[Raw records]
==========

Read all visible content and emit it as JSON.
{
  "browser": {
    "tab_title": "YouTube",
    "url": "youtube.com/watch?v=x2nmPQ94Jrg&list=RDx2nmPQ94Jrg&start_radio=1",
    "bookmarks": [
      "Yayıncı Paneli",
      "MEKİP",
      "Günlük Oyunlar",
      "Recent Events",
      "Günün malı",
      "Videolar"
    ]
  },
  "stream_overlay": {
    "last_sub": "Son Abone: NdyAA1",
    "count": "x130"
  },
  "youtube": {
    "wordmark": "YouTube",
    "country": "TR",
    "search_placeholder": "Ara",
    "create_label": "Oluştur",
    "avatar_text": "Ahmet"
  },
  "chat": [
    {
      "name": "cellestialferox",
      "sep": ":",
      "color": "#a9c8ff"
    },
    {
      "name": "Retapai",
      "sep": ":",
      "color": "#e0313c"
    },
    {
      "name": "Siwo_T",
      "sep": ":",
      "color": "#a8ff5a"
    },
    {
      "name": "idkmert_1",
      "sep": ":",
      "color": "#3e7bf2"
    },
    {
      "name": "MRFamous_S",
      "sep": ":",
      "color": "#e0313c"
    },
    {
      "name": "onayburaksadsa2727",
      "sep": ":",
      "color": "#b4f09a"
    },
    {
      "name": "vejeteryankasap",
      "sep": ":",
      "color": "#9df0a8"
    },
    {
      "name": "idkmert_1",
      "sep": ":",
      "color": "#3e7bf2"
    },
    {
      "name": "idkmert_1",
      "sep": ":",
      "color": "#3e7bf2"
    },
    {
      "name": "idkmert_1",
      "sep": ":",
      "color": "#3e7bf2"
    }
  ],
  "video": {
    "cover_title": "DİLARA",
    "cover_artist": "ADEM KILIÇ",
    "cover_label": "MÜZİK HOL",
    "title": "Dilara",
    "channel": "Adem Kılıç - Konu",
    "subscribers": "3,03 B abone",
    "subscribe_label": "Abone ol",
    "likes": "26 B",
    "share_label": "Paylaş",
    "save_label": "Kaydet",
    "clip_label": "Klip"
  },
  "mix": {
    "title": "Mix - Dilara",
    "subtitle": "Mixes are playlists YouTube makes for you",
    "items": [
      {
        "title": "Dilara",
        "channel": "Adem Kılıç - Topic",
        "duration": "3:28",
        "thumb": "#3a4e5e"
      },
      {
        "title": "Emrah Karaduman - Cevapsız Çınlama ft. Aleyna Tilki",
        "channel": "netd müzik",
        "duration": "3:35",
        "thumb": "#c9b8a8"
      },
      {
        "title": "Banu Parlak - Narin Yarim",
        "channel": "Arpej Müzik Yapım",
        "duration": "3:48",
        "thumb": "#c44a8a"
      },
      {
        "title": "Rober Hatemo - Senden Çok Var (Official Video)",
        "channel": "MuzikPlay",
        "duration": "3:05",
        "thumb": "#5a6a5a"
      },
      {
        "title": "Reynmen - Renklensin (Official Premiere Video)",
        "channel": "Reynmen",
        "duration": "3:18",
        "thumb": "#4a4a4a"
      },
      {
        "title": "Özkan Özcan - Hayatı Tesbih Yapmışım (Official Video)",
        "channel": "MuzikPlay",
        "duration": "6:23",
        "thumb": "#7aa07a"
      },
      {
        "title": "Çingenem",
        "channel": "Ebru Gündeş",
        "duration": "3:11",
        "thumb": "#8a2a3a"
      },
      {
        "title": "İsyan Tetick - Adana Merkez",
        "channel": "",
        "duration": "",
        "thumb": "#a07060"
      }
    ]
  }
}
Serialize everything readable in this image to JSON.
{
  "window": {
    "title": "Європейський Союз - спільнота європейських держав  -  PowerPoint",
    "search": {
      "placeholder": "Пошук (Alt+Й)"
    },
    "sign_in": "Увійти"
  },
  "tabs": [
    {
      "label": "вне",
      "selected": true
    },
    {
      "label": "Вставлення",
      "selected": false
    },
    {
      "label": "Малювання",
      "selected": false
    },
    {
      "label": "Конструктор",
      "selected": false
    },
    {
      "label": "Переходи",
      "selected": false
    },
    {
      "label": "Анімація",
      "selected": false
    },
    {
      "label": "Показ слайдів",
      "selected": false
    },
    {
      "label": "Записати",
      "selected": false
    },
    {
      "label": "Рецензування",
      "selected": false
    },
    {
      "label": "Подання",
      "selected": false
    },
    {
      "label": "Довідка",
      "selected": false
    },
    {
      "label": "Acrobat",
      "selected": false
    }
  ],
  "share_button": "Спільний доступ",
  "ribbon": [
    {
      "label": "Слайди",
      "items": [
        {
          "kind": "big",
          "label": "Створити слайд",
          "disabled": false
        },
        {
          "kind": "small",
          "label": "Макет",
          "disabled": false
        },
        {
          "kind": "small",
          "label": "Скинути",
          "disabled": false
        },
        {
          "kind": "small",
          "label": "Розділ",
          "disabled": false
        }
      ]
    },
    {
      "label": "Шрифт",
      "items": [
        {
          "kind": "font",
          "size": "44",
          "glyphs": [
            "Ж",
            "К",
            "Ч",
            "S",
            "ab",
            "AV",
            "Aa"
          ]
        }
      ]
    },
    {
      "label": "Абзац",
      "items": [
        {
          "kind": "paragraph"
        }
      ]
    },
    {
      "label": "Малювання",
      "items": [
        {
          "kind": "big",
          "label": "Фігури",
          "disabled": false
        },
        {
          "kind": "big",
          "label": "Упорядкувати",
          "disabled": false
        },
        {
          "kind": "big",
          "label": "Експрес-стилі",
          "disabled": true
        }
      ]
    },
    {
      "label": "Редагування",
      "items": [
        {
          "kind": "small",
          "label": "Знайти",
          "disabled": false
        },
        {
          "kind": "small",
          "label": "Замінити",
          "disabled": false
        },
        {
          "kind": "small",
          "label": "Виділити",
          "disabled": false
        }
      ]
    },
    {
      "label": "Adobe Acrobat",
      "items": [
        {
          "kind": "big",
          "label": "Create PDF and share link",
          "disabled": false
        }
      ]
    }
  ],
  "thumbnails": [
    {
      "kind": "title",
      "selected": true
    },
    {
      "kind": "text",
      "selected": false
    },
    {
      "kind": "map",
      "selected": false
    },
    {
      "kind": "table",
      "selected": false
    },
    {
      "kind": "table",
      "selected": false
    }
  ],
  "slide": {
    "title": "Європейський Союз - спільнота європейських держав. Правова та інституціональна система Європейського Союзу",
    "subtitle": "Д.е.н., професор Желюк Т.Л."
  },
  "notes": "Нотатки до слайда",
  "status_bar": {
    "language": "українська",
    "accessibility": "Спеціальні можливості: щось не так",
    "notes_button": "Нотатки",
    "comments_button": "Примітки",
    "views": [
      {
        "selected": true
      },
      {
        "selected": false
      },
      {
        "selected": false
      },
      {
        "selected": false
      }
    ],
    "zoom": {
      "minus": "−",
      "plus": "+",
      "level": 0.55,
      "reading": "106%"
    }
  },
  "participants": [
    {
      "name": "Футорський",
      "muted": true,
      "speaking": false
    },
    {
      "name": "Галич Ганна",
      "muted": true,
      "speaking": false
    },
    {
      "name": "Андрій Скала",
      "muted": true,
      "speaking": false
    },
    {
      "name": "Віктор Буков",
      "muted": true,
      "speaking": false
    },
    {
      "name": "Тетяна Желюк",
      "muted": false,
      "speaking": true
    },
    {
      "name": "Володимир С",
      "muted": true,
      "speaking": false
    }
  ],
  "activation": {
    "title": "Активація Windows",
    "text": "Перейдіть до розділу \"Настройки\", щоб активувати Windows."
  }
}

==========

Your answer should be only the number of lines that hold the word "Windows".

SOLUTION FOR THIS EXERCISE. 2